### AIM OF THE EXERCISE
Change every "section-heading" in the lines below to "heading" and keep everything else the same. Leave the picture out of your answer.
== MATERIAL FOR THIS EXERCISE
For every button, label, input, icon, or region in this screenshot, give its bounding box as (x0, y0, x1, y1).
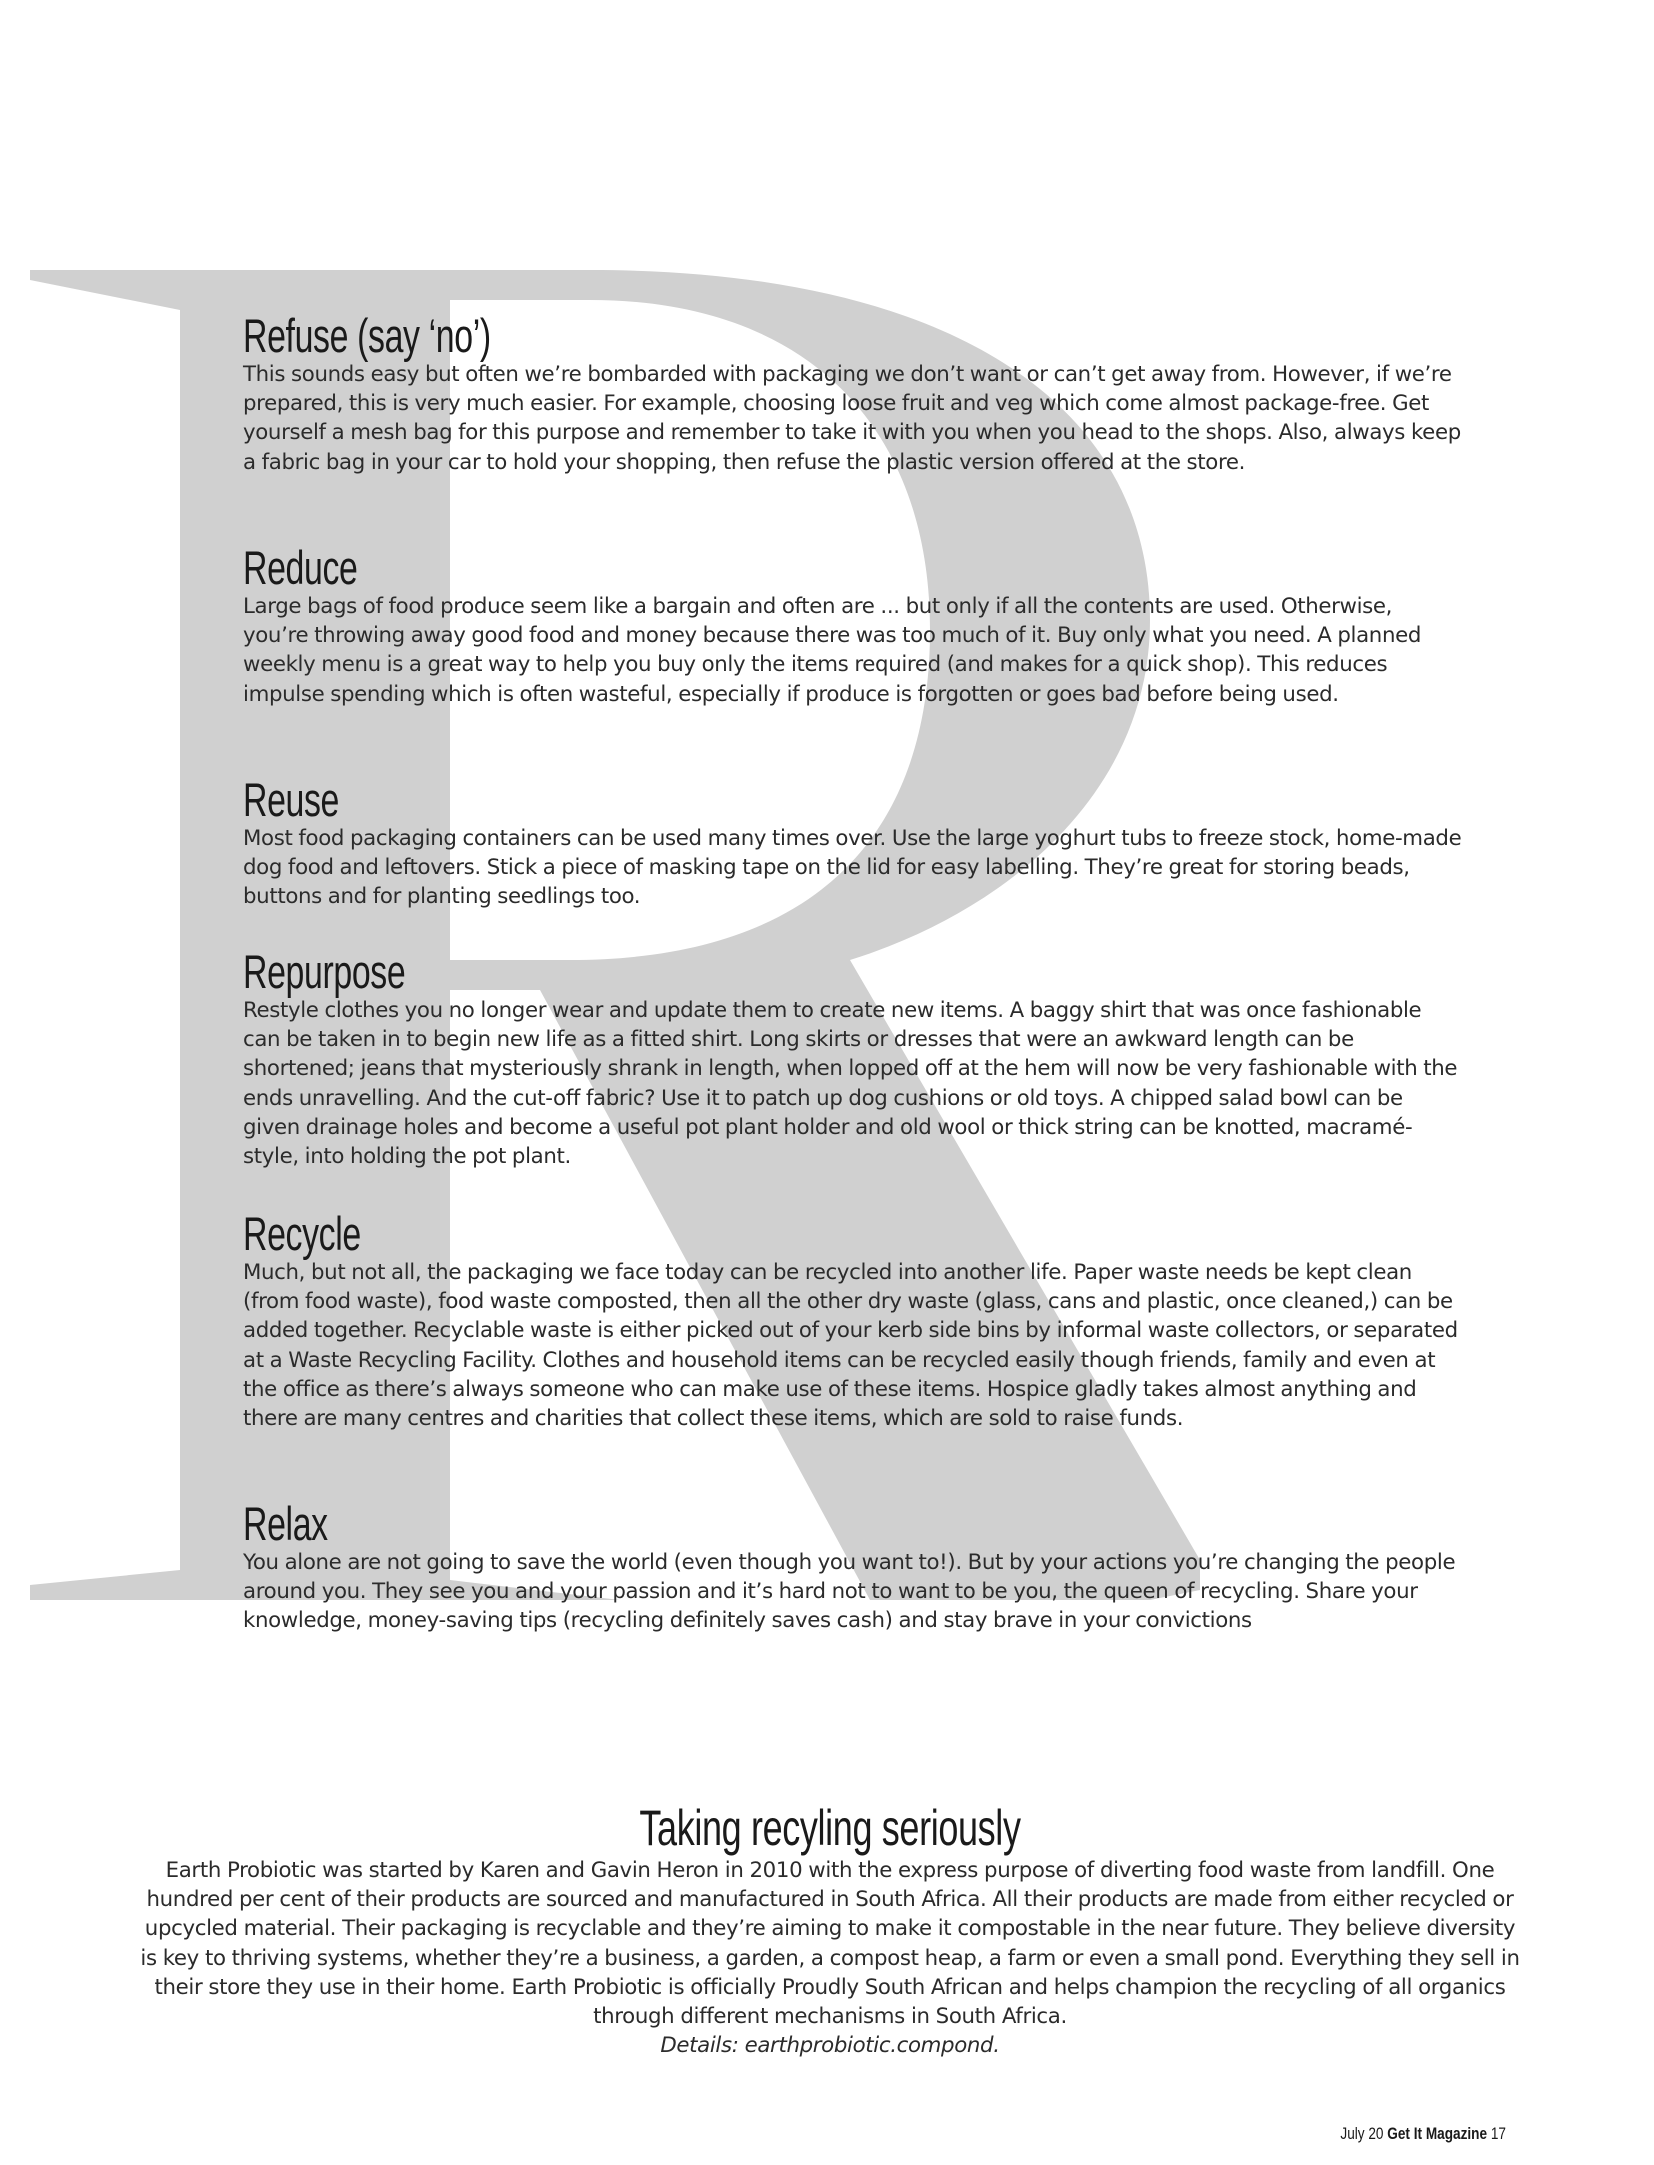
section-heading: Relax (243, 1497, 328, 1550)
section-body: Most food packaging containers can be used many times over. Use the large yoghurt tubs to freeze stock, home-made dog food and leftovers. Stick a piece of masking tape on the lid for easy labelling. They’re great for storing beads, buttons and for planting seedlings too. (243, 826, 1462, 910)
section-heading: Refuse (say ‘no’) (243, 309, 491, 362)
footer-magazine: Get It Magazine (1387, 2124, 1488, 2143)
footer-date: July 20 (1340, 2124, 1384, 2143)
section-recycle (243, 1207, 1458, 1433)
sidebar-box (140, 1800, 1520, 2060)
section-refuse (243, 309, 1461, 477)
page-footer (1340, 2124, 1506, 2144)
section-reduce (243, 541, 1443, 709)
section-body: You alone are not going to save the world (even though you want to!). But by your actions you’re changing the people around you. They see you and your passion and it’s hard not to want to be you, the queen of recycling. Share your knowledge, money-saving tips (recycling definitely saves cash) and stay brave in your convictions (243, 1550, 1456, 1634)
section-body: This sounds easy but often we’re bombarded with packaging we don’t want or can’t get away from. However, if we’re prepared, this is very much easier. For example, choosing loose fruit and veg which come almost package-free. Get yourself a mesh bag for this purpose and remember to take it with you when you head to the shops. Also, always keep a fabric bag in your car to hold your shopping, then refuse the plastic version offered at the store. (243, 362, 1461, 475)
section-body: Restyle clothes you no longer wear and update them to create new items. A baggy shirt that was once fashionable can be taken in to begin new life as a fitted shirt. Long skirts or dresses that were an awkward length can be shortened; jeans that mysteriously shrank in length, when lopped off at the hem will now be very fashionable with the ends unravelling. And the cut-off fabric? Use it to patch up dog cushions or old toys. A chipped salad bowl can be given drainage holes and become a useful pot plant holder and old wool or thick string can be knotted, macramé-style, into holding the pot plant. (243, 998, 1458, 1170)
section-heading: Repurpose (243, 945, 406, 998)
section-relax (243, 1497, 1456, 1636)
section-heading: Reduce (243, 541, 358, 594)
page-number: 17 (1490, 2124, 1506, 2143)
sidebar-body: Earth Probiotic was started by Karen and Gavin Heron in 2010 with the express purpose of diverting food waste from landfill. One hundred per cent of their products are sourced and manufactured in South Africa. All their products are made from either recycled or upcycled material. Their packaging is recyclable and they’re aiming to make it compostable in the near future. They believe diversity is key to thriving systems, whether they’re a business, a garden, a compost heap, a farm or even a small pond. Everything they sell in their store they use in their home. Earth Probiotic is officially Proudly South African and helps champion the recycling of all organics through different mechanisms in South Africa. (140, 1858, 1520, 2030)
sidebar-details: Details: earthprobiotic.compond. (660, 2033, 1000, 2059)
section-heading: Reuse (243, 773, 340, 826)
section-body: Large bags of food produce seem like a bargain and often are ... but only if all the contents are used. Otherwise, you’re throwing away good food and money because there was too much of it. Buy only what you need. A planned weekly menu is a great way to help you buy only the items required (and makes for a quick shop). This reduces impulse spending which is often wasteful, especially if produce is forgotten or goes bad before being used. (243, 594, 1422, 707)
section-reuse (243, 773, 1462, 912)
section-repurpose (243, 945, 1458, 1171)
section-body: Much, but not all, the packaging we face today can be recycled into another life. Paper waste needs be kept clean (from food waste), food waste composted, then all the other dry waste (glass, cans and plastic, once cleaned,) can be added together. Recyclable waste is either picked out of your kerb side bins by informal waste collectors, or separated at a Waste Recycling Facility. Clothes and household items can be recycled easily though friends, family and even at the office as there’s always someone who can make use of these items. Hospice gladly takes almost anything and there are many centres and charities that collect these items, which are sold to raise funds. (243, 1260, 1458, 1432)
sidebar-title: Taking recyling seriously (639, 1800, 1021, 1856)
section-heading: Recycle (243, 1207, 361, 1260)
====
### RIGHT ANSWER
For every button, label, input, icon, or region in this screenshot, give its bounding box as (x0, y0, x1, y1).
heading: Relax (243, 1497, 328, 1550)
section-body: Most food packaging containers can be used many times over. Use the large yoghurt tubs to freeze stock, home-made dog food and leftovers. Stick a piece of masking tape on the lid for easy labelling. They’re great for storing beads, buttons and for planting seedlings too. (243, 826, 1462, 910)
heading: Refuse (say ‘no’) (243, 309, 491, 362)
footer-magazine: Get It Magazine (1387, 2124, 1488, 2143)
footer-date: July 20 (1340, 2124, 1384, 2143)
section-recycle (243, 1207, 1458, 1433)
sidebar-box (140, 1800, 1520, 2060)
section-refuse (243, 309, 1461, 477)
page-footer (1340, 2124, 1506, 2144)
section-reduce (243, 541, 1443, 709)
section-body: You alone are not going to save the world (even though you want to!). But by your actions you’re changing the people around you. They see you and your passion and it’s hard not to want to be you, the queen of recycling. Share your knowledge, money-saving tips (recycling definitely saves cash) and stay brave in your convictions (243, 1550, 1456, 1634)
section-body: This sounds easy but often we’re bombarded with packaging we don’t want or can’t get away from. However, if we’re prepared, this is very much easier. For example, choosing loose fruit and veg which come almost package-free. Get yourself a mesh bag for this purpose and remember to take it with you when you head to the shops. Also, always keep a fabric bag in your car to hold your shopping, then refuse the plastic version offered at the store. (243, 362, 1461, 475)
section-body: Restyle clothes you no longer wear and update them to create new items. A baggy shirt that was once fashionable can be taken in to begin new life as a fitted shirt. Long skirts or dresses that were an awkward length can be shortened; jeans that mysteriously shrank in length, when lopped off at the hem will now be very fashionable with the ends unravelling. And the cut-off fabric? Use it to patch up dog cushions or old toys. A chipped salad bowl can be given drainage holes and become a useful pot plant holder and old wool or thick string can be knotted, macramé-style, into holding the pot plant. (243, 998, 1458, 1170)
heading: Repurpose (243, 945, 406, 998)
section-relax (243, 1497, 1456, 1636)
heading: Reduce (243, 541, 358, 594)
page-number: 17 (1490, 2124, 1506, 2143)
sidebar-body: Earth Probiotic was started by Karen and Gavin Heron in 2010 with the express purpose of diverting food waste from landfill. One hundred per cent of their products are sourced and manufactured in South Africa. All their products are made from either recycled or upcycled material. Their packaging is recyclable and they’re aiming to make it compostable in the near future. They believe diversity is key to thriving systems, whether they’re a business, a garden, a compost heap, a farm or even a small pond. Everything they sell in their store they use in their home. Earth Probiotic is officially Proudly South African and helps champion the recycling of all organics through different mechanisms in South Africa. (140, 1858, 1520, 2030)
sidebar-details: Details: earthprobiotic.compond. (660, 2033, 1000, 2059)
heading: Reuse (243, 773, 340, 826)
section-body: Large bags of food produce seem like a bargain and often are ... but only if all the contents are used. Otherwise, you’re throwing away good food and money because there was too much of it. Buy only what you need. A planned weekly menu is a great way to help you buy only the items required (and makes for a quick shop). This reduces impulse spending which is often wasteful, especially if produce is forgotten or goes bad before being used. (243, 594, 1422, 707)
section-reuse (243, 773, 1462, 912)
section-repurpose (243, 945, 1458, 1171)
section-body: Much, but not all, the packaging we face today can be recycled into another life. Paper waste needs be kept clean (from food waste), food waste composted, then all the other dry waste (glass, cans and plastic, once cleaned,) can be added together. Recyclable waste is either picked out of your kerb side bins by informal waste collectors, or separated at a Waste Recycling Facility. Clothes and household items can be recycled easily though friends, family and even at the office as there’s always someone who can make use of these items. Hospice gladly takes almost anything and there are many centres and charities that collect these items, which are sold to raise funds. (243, 1260, 1458, 1432)
sidebar-title: Taking recyling seriously (639, 1800, 1021, 1856)
heading: Recycle (243, 1207, 361, 1260)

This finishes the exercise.